Below are some records; reproduce every one of them exactly.
**********
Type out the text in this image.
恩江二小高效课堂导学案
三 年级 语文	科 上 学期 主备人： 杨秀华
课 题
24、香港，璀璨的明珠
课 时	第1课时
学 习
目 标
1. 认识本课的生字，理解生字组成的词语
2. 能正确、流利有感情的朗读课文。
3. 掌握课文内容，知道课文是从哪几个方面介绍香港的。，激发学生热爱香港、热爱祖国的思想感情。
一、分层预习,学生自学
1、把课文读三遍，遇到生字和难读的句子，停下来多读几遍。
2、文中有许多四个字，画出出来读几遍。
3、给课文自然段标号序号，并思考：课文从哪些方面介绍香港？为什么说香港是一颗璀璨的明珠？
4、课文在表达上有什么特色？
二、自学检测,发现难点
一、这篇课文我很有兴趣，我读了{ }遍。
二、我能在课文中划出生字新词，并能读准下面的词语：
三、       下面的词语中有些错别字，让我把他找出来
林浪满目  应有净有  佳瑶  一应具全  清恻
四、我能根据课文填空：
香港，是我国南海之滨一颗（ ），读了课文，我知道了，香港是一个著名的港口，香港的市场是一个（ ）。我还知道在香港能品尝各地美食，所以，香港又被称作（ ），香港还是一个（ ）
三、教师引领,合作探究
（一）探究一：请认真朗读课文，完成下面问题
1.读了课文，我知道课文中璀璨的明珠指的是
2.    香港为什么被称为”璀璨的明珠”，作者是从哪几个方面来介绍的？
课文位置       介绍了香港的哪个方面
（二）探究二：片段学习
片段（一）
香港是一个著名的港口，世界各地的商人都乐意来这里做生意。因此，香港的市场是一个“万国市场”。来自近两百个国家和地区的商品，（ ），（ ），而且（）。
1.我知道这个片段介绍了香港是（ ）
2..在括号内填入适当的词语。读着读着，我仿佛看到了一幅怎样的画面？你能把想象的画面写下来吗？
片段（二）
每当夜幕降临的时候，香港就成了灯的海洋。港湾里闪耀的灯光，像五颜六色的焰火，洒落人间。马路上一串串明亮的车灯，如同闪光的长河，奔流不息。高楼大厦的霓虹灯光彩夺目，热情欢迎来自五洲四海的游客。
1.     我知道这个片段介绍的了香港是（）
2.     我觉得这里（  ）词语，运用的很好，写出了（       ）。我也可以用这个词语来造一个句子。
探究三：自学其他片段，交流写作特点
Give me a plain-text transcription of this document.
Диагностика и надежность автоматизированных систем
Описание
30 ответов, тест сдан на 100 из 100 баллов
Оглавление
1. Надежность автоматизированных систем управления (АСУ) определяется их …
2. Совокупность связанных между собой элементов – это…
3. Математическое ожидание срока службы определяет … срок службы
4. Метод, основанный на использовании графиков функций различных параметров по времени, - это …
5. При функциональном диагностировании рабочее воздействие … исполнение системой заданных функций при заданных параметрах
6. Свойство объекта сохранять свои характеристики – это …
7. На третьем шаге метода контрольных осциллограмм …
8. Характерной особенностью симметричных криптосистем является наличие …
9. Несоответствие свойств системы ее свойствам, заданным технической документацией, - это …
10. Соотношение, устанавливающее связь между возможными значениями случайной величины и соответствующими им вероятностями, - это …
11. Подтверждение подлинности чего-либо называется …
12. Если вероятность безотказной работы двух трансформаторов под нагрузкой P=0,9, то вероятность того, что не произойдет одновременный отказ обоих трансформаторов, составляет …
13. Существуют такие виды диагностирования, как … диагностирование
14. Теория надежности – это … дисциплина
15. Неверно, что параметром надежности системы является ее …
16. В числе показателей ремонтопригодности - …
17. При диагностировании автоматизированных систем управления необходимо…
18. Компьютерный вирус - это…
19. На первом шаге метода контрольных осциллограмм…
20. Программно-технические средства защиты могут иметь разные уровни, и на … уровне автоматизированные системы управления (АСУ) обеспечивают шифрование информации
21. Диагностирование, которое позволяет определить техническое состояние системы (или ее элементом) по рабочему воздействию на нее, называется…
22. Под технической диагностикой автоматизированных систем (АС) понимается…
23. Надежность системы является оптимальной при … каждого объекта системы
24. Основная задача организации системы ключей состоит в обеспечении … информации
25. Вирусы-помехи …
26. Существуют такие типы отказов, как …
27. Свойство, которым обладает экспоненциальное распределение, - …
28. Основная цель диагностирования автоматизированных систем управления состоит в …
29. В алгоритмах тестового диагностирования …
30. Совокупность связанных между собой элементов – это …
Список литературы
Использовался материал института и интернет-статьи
**********
**Completed exercise**
Type out the text in this image.
恩江二小高效课堂导学案
三 年级 语文	科 上 学期 主备人： 杨秀华
课 题
24、香港，璀璨的明珠
课 时	第1课时
学 习
目 标
1. 认识本课的生字，理解生字组成的词语
2. 能正确、流利有感情的朗读课文。
3. 掌握课文内容，知道课文是从哪几个方面介绍香港的。，激发学生热爱香港、热爱祖国的思想感情。
一、分层预习,学生自学
1、把课文读三遍，遇到生字和难读的句子，停下来多读几遍。
2、文中有许多四个字，画出出来读几遍。
3、给课文自然段标号序号，并思考：课文从哪些方面介绍香港？为什么说香港是一颗璀璨的明珠？
4、课文在表达上有什么特色？
二、自学检测,发现难点
一、这篇课文我很有兴趣，我读了{ }遍。
二、我能在课文中划出生字新词，并能读准下面的词语：
三、       下面的词语中有些错别字，让我把他找出来
林浪满目  应有净有  佳瑶  一应具全  清恻
四、我能根据课文填空：
香港，是我国南海之滨一颗（ ），读了课文，我知道了，香港是一个著名的港口，香港的市场是一个（ ）。我还知道在香港能品尝各地美食，所以，香港又被称作（ ），香港还是一个（ ）
三、教师引领,合作探究
（一）探究一：请认真朗读课文，完成下面问题
1.读了课文，我知道课文中璀璨的明珠指的是
2.    香港为什么被称为”璀璨的明珠”，作者是从哪几个方面来介绍的？
课文位置       介绍了香港的哪个方面
（二）探究二：片段学习
片段（一）
香港是一个著名的港口，世界各地的商人都乐意来这里做生意。因此，香港的市场是一个“万国市场”。来自近两百个国家和地区的商品，（ ），（ ），而且（）。
1.我知道这个片段介绍了香港是（ ）
2..在括号内填入适当的词语。读着读着，我仿佛看到了一幅怎样的画面？你能把想象的画面写下来吗？
片段（二）
每当夜幕降临的时候，香港就成了灯的海洋。港湾里闪耀的灯光，像五颜六色的焰火，洒落人间。马路上一串串明亮的车灯，如同闪光的长河，奔流不息。高楼大厦的霓虹灯光彩夺目，热情欢迎来自五洲四海的游客。
1.     我知道这个片段介绍的了香港是（）
2.     我觉得这里（  ）词语，运用的很好，写出了（       ）。我也可以用这个词语来造一个句子。
探究三：自学其他片段，交流写作特点
Give me a plain-text transcription of this document.
Диагностика и надежность автоматизированных систем
Описание
30 ответов, тест сдан на 100 из 100 баллов
Оглавление
1. Надежность автоматизированных систем управления (АСУ) определяется их …
2. Совокупность связанных между собой элементов – это…
3. Математическое ожидание срока службы определяет … срок службы
4. Метод, основанный на использовании графиков функций различных параметров по времени, - это …
5. При функциональном диагностировании рабочее воздействие … исполнение системой заданных функций при заданных параметрах
6. Свойство объекта сохранять свои характеристики – это …
7. На третьем шаге метода контрольных осциллограмм …
8. Характерной особенностью симметричных криптосистем является наличие …
9. Несоответствие свойств системы ее свойствам, заданным технической документацией, - это …
10. Соотношение, устанавливающее связь между возможными значениями случайной величины и соответствующими им вероятностями, - это …
11. Подтверждение подлинности чего-либо называется …
12. Если вероятность безотказной работы двух трансформаторов под нагрузкой P=0,9, то вероятность того, что не произойдет одновременный отказ обоих трансформаторов, составляет …
13. Существуют такие виды диагностирования, как … диагностирование
14. Теория надежности – это … дисциплина
15. Неверно, что параметром надежности системы является ее …
16. В числе показателей ремонтопригодности - …
17. При диагностировании автоматизированных систем управления необходимо…
18. Компьютерный вирус - это…
19. На первом шаге метода контрольных осциллограмм…
20. Программно-технические средства защиты могут иметь разные уровни, и на … уровне автоматизированные системы управления (АСУ) обеспечивают шифрование информации
21. Диагностирование, которое позволяет определить техническое состояние системы (или ее элементом) по рабочему воздействию на нее, называется…
22. Под технической диагностикой автоматизированных систем (АС) понимается…
23. Надежность системы является оптимальной при … каждого объекта системы
24. Основная задача организации системы ключей состоит в обеспечении … информации
25. Вирусы-помехи …
26. Существуют такие типы отказов, как …
27. Свойство, которым обладает экспоненциальное распределение, - …
28. Основная цель диагностирования автоматизированных систем управления состоит в …
29. В алгоритмах тестового диагностирования …
30. Совокупность связанных между собой элементов – это …
Список литературы
Использовался материал института и интернет-статьи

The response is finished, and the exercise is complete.